=== Goal ===
Omit the pictures and output every entry below exactly as written.

[Stored data]
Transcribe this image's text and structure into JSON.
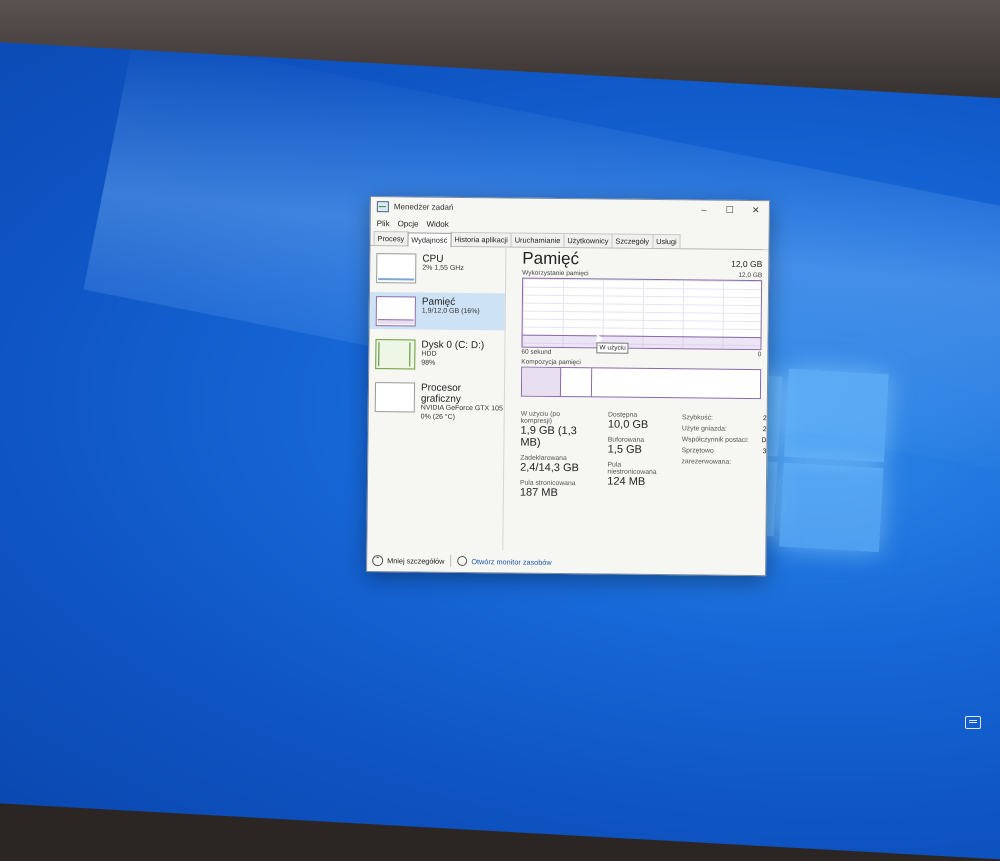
{
  "desktop": {
    "icon_label": "dge"
  },
  "window": {
    "title": "Menedżer zadań",
    "controls": [
      "–",
      "☐",
      "✕"
    ]
  },
  "menu": [
    "Plik",
    "Opcje",
    "Widok"
  ],
  "tabs": [
    "Procesy",
    "Wydajność",
    "Historia aplikacji",
    "Uruchamianie",
    "Użytkownicy",
    "Szczegóły",
    "Usługi"
  ],
  "active_tab": "Wydajność",
  "sidebar": {
    "items": [
      {
        "name": "CPU",
        "line1": "2% 1,55 GHz",
        "line2": ""
      },
      {
        "name": "Pamięć",
        "line1": "1,9/12,0 GB (16%)",
        "line2": ""
      },
      {
        "name": "Dysk 0 (C: D:)",
        "line1": "HDD",
        "line2": "98%"
      },
      {
        "name": "Procesor graficzny",
        "line1": "NVIDIA GeForce GTX 105",
        "line2": "0% (26 °C)"
      }
    ]
  },
  "main": {
    "title": "Pamięć",
    "total": "12,0 GB",
    "usage_label": "Wykorzystanie pamięci",
    "usage_max": "12,0 GB",
    "time_label": "60 sekund",
    "time_end": "0",
    "tooltip": "W użyciu",
    "composition_label": "Kompozycja pamięci",
    "usage_fraction": 0.16,
    "stats": [
      [
        {
          "label": "W użyciu (po kompresji)",
          "value": "1,9 GB (1,3 MB)"
        },
        {
          "label": "Zadeklarowana",
          "value": "2,4/14,3 GB"
        },
        {
          "label": "Pula stronicowana",
          "value": "187 MB"
        }
      ],
      [
        {
          "label": "Dostępna",
          "value": "10,0 GB"
        },
        {
          "label": "Buforowana",
          "value": "1,5 GB"
        },
        {
          "label": "Pula niestronicowana",
          "value": "124 MB"
        }
      ]
    ],
    "right_stats": [
      {
        "label": "Szybkość:",
        "value": "2"
      },
      {
        "label": "Użyte gniazda:",
        "value": "2"
      },
      {
        "label": "Współczynnik postaci:",
        "value": "D"
      },
      {
        "label": "Sprzętowo zarezerwowana:",
        "value": "3"
      }
    ]
  },
  "footer": {
    "less_details": "Mniej szczegółów",
    "resource_monitor": "Otwórz monitor zasobów"
  }
}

=== Task output ===
Transcribe this image's text and structure into JSON.
{
  "desktop": {
    "icon_label": "dge"
  },
  "window": {
    "title": "Menedżer zadań",
    "controls": [
      "–",
      "☐",
      "✕"
    ]
  },
  "menu": [
    "Plik",
    "Opcje",
    "Widok"
  ],
  "tabs": [
    "Procesy",
    "Wydajność",
    "Historia aplikacji",
    "Uruchamianie",
    "Użytkownicy",
    "Szczegóły",
    "Usługi"
  ],
  "active_tab": "Wydajność",
  "sidebar": {
    "items": [
      {
        "name": "CPU",
        "line1": "2% 1,55 GHz",
        "line2": ""
      },
      {
        "name": "Pamięć",
        "line1": "1,9/12,0 GB (16%)",
        "line2": ""
      },
      {
        "name": "Dysk 0 (C: D:)",
        "line1": "HDD",
        "line2": "98%"
      },
      {
        "name": "Procesor graficzny",
        "line1": "NVIDIA GeForce GTX 105",
        "line2": "0% (26 °C)"
      }
    ]
  },
  "main": {
    "title": "Pamięć",
    "total": "12,0 GB",
    "usage_label": "Wykorzystanie pamięci",
    "usage_max": "12,0 GB",
    "time_label": "60 sekund",
    "time_end": "0",
    "tooltip": "W użyciu",
    "composition_label": "Kompozycja pamięci",
    "usage_fraction": 0.16,
    "stats": [
      [
        {
          "label": "W użyciu (po kompresji)",
          "value": "1,9 GB (1,3 MB)"
        },
        {
          "label": "Zadeklarowana",
          "value": "2,4/14,3 GB"
        },
        {
          "label": "Pula stronicowana",
          "value": "187 MB"
        }
      ],
      [
        {
          "label": "Dostępna",
          "value": "10,0 GB"
        },
        {
          "label": "Buforowana",
          "value": "1,5 GB"
        },
        {
          "label": "Pula niestronicowana",
          "value": "124 MB"
        }
      ]
    ],
    "right_stats": [
      {
        "label": "Szybkość:",
        "value": "2"
      },
      {
        "label": "Użyte gniazda:",
        "value": "2"
      },
      {
        "label": "Współczynnik postaci:",
        "value": "D"
      },
      {
        "label": "Sprzętowo zarezerwowana:",
        "value": "3"
      }
    ]
  },
  "footer": {
    "less_details": "Mniej szczegółów",
    "resource_monitor": "Otwórz monitor zasobów"
  }
}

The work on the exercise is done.